__Set problem__
Retype all the records with nothing changed.

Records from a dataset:
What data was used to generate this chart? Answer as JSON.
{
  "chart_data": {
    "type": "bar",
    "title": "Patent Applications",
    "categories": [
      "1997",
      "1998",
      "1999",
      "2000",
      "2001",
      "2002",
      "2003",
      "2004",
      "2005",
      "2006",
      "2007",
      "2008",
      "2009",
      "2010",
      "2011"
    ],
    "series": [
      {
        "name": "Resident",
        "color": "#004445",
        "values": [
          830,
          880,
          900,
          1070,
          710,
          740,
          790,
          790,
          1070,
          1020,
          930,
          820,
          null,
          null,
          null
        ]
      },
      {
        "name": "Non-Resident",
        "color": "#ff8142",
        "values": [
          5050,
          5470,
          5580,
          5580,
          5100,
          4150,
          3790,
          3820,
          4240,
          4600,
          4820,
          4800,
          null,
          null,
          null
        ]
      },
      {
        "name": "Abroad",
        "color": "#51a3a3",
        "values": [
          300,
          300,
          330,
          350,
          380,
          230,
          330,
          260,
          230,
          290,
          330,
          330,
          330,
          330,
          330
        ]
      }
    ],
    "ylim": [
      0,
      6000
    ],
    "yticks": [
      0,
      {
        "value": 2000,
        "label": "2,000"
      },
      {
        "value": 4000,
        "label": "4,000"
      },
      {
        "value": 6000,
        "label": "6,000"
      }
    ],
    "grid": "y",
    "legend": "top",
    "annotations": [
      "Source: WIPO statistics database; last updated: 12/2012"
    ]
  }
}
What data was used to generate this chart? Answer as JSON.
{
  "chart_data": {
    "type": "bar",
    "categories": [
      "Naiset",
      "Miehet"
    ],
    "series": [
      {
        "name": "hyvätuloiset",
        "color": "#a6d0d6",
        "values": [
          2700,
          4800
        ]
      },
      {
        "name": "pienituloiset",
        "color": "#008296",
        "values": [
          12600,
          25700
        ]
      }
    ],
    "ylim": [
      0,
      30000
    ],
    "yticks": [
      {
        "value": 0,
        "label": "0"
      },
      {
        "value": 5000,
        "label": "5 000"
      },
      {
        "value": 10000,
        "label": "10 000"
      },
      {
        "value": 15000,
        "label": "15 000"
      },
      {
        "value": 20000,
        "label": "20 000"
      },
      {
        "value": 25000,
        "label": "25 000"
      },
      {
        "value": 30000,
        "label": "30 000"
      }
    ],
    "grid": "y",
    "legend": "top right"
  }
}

__Exercise output__
What data was used to generate this chart? Answer as JSON.
{
  "chart_data": {
    "type": "bar",
    "title": "Patent Applications",
    "categories": [
      "1997",
      "1998",
      "1999",
      "2000",
      "2001",
      "2002",
      "2003",
      "2004",
      "2005",
      "2006",
      "2007",
      "2008",
      "2009",
      "2010",
      "2011"
    ],
    "series": [
      {
        "name": "Resident",
        "color": "#004445",
        "values": [
          830,
          880,
          900,
          1070,
          710,
          740,
          790,
          790,
          1070,
          1020,
          930,
          820,
          null,
          null,
          null
        ]
      },
      {
        "name": "Non-Resident",
        "color": "#ff8142",
        "values": [
          5050,
          5470,
          5580,
          5580,
          5100,
          4150,
          3790,
          3820,
          4240,
          4600,
          4820,
          4800,
          null,
          null,
          null
        ]
      },
      {
        "name": "Abroad",
        "color": "#51a3a3",
        "values": [
          300,
          300,
          330,
          350,
          380,
          230,
          330,
          260,
          230,
          290,
          330,
          330,
          330,
          330,
          330
        ]
      }
    ],
    "ylim": [
      0,
      6000
    ],
    "yticks": [
      0,
      {
        "value": 2000,
        "label": "2,000"
      },
      {
        "value": 4000,
        "label": "4,000"
      },
      {
        "value": 6000,
        "label": "6,000"
      }
    ],
    "grid": "y",
    "legend": "top",
    "annotations": [
      "Source: WIPO statistics database; last updated: 12/2012"
    ]
  }
}
What data was used to generate this chart? Answer as JSON.
{
  "chart_data": {
    "type": "bar",
    "categories": [
      "Naiset",
      "Miehet"
    ],
    "series": [
      {
        "name": "hyvätuloiset",
        "color": "#a6d0d6",
        "values": [
          2700,
          4800
        ]
      },
      {
        "name": "pienituloiset",
        "color": "#008296",
        "values": [
          12600,
          25700
        ]
      }
    ],
    "ylim": [
      0,
      30000
    ],
    "yticks": [
      {
        "value": 0,
        "label": "0"
      },
      {
        "value": 5000,
        "label": "5 000"
      },
      {
        "value": 10000,
        "label": "10 000"
      },
      {
        "value": 15000,
        "label": "15 000"
      },
      {
        "value": 20000,
        "label": "20 000"
      },
      {
        "value": 25000,
        "label": "25 000"
      },
      {
        "value": 30000,
        "label": "30 000"
      }
    ],
    "grid": "y",
    "legend": "top right"
  }
}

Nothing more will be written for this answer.